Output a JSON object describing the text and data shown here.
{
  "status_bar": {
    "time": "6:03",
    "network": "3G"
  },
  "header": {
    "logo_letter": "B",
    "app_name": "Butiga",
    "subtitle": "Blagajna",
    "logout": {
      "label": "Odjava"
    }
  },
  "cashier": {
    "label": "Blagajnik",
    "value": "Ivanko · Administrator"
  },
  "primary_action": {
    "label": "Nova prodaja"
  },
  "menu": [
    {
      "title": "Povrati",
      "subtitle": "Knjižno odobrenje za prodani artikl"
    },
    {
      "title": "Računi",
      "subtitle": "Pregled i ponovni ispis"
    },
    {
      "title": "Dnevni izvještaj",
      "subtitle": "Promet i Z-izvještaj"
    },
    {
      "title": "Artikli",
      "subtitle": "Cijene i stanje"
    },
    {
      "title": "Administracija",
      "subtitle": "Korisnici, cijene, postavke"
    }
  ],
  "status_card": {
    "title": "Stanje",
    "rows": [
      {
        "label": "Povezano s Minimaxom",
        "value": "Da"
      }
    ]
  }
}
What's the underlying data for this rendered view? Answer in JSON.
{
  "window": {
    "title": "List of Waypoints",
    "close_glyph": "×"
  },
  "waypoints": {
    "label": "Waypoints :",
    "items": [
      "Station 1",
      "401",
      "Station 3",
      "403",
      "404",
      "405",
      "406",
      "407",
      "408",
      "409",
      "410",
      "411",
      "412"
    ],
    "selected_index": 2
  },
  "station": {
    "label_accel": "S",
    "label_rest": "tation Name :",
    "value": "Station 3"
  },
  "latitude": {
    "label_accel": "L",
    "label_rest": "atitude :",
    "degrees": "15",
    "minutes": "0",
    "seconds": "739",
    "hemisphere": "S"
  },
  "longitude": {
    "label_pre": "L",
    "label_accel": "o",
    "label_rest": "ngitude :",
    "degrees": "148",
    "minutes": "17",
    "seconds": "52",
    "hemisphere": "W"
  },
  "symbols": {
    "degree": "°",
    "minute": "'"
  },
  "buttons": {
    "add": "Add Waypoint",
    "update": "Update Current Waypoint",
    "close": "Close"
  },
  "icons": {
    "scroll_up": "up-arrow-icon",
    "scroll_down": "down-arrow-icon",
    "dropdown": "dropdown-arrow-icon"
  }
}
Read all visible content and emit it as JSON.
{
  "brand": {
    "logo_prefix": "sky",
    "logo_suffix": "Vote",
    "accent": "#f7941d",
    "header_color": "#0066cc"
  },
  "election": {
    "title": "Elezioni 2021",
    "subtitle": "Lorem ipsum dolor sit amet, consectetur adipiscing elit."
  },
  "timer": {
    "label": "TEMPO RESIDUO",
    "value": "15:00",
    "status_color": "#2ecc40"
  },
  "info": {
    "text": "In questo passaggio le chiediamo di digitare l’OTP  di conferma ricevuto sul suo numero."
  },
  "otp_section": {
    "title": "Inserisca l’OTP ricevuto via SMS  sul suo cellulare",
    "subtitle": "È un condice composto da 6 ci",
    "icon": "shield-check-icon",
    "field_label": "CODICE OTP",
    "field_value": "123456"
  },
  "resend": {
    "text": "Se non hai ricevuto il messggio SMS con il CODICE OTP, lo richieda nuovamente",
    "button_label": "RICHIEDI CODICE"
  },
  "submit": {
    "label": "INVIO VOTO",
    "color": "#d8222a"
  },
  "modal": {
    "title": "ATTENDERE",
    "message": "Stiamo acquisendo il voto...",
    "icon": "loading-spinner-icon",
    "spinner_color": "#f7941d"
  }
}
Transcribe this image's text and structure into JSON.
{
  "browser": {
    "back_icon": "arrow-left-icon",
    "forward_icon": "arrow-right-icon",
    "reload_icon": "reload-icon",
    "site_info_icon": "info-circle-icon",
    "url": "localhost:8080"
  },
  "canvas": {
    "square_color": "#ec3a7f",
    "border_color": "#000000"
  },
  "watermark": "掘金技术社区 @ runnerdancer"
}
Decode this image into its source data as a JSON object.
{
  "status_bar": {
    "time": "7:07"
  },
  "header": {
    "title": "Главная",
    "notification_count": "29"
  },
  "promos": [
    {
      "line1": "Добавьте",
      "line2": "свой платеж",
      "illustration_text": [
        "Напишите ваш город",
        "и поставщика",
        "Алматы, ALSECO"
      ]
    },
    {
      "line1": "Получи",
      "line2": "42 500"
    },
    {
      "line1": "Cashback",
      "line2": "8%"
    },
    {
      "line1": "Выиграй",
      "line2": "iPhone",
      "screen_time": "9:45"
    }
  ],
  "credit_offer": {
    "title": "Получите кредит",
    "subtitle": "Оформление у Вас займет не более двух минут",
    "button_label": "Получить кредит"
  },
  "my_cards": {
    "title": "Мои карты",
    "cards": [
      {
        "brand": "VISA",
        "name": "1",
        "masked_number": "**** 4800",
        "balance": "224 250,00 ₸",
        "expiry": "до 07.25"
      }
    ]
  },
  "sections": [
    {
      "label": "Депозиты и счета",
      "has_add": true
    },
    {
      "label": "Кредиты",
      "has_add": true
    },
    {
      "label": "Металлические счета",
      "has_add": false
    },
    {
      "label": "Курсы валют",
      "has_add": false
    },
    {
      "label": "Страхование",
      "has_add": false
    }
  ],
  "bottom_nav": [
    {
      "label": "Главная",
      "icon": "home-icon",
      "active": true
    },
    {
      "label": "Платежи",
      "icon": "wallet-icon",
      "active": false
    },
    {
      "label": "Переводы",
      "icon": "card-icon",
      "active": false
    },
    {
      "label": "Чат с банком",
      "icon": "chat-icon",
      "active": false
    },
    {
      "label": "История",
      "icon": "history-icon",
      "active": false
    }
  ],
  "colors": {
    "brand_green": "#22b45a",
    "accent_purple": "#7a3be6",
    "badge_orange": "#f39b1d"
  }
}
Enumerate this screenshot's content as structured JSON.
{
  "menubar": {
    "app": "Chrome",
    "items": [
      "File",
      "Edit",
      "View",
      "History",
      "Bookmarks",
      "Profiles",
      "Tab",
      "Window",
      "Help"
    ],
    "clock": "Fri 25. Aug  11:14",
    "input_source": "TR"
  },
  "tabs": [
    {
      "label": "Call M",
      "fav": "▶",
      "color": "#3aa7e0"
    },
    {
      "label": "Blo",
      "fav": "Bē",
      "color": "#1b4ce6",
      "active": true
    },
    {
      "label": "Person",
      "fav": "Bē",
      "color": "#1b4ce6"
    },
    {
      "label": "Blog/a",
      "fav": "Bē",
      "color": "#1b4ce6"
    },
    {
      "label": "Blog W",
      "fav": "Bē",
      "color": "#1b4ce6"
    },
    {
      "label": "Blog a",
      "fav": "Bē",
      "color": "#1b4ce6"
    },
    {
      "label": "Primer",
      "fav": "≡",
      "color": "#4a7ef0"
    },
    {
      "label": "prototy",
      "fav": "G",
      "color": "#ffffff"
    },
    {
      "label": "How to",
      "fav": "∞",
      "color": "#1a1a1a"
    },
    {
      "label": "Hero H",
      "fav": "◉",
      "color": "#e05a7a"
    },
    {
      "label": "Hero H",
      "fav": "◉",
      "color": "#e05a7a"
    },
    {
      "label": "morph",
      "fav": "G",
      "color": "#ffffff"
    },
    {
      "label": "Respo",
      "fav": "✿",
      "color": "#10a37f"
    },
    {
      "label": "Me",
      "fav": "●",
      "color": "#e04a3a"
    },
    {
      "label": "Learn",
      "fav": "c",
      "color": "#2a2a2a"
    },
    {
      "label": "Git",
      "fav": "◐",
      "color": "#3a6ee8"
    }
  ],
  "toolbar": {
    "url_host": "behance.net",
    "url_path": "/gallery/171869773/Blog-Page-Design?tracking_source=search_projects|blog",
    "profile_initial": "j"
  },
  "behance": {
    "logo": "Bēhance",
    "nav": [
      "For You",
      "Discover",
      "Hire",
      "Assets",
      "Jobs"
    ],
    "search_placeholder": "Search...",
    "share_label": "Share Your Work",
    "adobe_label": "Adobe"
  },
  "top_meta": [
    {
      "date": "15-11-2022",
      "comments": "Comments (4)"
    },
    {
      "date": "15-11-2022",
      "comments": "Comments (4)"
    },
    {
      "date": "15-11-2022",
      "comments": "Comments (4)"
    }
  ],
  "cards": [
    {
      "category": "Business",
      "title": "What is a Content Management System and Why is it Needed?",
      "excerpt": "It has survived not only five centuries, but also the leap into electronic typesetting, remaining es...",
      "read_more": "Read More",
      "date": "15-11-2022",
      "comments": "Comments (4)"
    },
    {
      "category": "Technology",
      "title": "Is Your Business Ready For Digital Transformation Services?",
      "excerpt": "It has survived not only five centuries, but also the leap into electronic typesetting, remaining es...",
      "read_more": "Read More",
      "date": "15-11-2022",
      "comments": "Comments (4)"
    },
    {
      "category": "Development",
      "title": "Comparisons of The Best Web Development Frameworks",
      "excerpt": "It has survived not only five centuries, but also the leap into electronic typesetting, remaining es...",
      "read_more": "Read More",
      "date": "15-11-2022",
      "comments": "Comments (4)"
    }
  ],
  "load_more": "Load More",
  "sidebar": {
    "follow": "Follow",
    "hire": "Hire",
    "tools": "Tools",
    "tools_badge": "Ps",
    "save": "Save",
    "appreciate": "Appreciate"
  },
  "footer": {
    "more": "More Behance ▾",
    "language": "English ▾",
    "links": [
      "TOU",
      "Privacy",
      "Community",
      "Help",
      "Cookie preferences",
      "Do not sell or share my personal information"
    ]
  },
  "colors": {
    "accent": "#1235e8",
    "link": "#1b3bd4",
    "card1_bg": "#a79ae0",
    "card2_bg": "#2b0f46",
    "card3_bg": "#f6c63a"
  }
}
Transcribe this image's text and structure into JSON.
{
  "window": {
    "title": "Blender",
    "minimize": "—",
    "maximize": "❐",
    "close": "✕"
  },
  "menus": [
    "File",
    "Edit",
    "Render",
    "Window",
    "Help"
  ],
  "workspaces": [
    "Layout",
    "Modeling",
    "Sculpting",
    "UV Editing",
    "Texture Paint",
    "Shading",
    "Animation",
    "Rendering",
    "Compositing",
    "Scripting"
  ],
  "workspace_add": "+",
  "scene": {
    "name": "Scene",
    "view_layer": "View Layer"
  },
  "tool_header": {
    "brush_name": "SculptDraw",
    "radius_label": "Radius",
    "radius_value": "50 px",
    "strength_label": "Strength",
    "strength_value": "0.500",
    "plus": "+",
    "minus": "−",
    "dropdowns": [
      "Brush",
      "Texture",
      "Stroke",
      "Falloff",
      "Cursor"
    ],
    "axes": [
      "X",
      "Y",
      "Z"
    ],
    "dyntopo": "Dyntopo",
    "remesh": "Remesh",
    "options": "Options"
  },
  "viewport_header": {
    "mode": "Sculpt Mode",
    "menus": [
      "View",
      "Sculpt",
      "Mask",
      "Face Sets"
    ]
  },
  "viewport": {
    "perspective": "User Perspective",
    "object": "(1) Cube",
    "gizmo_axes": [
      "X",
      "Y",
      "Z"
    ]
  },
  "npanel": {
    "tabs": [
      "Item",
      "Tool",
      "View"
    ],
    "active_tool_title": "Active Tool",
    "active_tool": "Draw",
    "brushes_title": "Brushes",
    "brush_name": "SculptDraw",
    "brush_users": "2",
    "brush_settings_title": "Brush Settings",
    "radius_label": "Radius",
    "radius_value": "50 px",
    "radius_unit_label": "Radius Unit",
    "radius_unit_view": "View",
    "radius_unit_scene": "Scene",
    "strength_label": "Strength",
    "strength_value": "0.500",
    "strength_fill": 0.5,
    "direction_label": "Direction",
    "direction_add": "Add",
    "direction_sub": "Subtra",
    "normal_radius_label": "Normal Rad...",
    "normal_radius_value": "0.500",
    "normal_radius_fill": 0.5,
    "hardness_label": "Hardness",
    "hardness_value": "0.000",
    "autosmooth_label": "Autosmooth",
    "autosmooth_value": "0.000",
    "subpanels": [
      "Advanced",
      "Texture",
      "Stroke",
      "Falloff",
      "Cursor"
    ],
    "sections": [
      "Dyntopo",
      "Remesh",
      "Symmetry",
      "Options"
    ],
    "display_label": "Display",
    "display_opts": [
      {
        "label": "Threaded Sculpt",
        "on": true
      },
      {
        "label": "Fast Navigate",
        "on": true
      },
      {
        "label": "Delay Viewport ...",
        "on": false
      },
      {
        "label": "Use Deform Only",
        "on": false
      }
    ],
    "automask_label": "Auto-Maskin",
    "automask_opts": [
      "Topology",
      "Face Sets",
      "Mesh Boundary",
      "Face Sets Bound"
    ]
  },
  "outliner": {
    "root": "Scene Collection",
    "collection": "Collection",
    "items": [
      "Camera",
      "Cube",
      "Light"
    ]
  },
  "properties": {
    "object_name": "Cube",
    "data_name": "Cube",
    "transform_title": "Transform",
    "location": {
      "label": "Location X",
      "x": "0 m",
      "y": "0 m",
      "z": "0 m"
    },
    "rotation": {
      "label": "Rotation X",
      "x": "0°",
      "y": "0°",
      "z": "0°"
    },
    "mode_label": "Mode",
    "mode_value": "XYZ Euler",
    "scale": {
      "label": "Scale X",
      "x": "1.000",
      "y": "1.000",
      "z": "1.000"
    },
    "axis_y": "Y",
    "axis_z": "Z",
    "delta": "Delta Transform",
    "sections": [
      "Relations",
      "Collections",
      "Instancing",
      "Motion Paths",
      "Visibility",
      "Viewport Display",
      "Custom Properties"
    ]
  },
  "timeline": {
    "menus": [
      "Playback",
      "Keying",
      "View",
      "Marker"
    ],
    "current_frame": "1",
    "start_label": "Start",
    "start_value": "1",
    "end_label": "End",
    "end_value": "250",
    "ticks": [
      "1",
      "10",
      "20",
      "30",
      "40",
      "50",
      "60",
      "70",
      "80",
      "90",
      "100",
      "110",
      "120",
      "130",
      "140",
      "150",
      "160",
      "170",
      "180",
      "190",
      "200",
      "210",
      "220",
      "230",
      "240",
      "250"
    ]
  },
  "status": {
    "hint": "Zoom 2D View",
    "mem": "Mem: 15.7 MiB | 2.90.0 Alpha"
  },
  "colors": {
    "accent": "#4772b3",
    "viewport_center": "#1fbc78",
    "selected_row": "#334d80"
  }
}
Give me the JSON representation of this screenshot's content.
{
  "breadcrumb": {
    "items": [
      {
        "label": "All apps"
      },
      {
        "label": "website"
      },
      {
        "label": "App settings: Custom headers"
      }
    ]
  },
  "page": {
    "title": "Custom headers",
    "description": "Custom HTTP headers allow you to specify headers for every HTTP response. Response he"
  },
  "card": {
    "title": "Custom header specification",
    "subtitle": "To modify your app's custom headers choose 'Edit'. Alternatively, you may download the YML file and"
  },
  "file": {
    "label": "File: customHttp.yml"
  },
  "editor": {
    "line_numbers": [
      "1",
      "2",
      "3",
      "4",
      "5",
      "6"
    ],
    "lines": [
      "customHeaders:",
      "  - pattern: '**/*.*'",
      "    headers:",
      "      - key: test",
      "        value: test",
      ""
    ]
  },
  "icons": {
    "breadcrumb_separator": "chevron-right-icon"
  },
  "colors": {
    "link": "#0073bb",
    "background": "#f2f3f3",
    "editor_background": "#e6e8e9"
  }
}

=-=-=

**EXERCISE:** Pull out every line of the records above that contains the word "category".

**SOLUTION FOR THIS TASK:**
      "category": "Business",
      "category": "Technology",
      "category": "Development",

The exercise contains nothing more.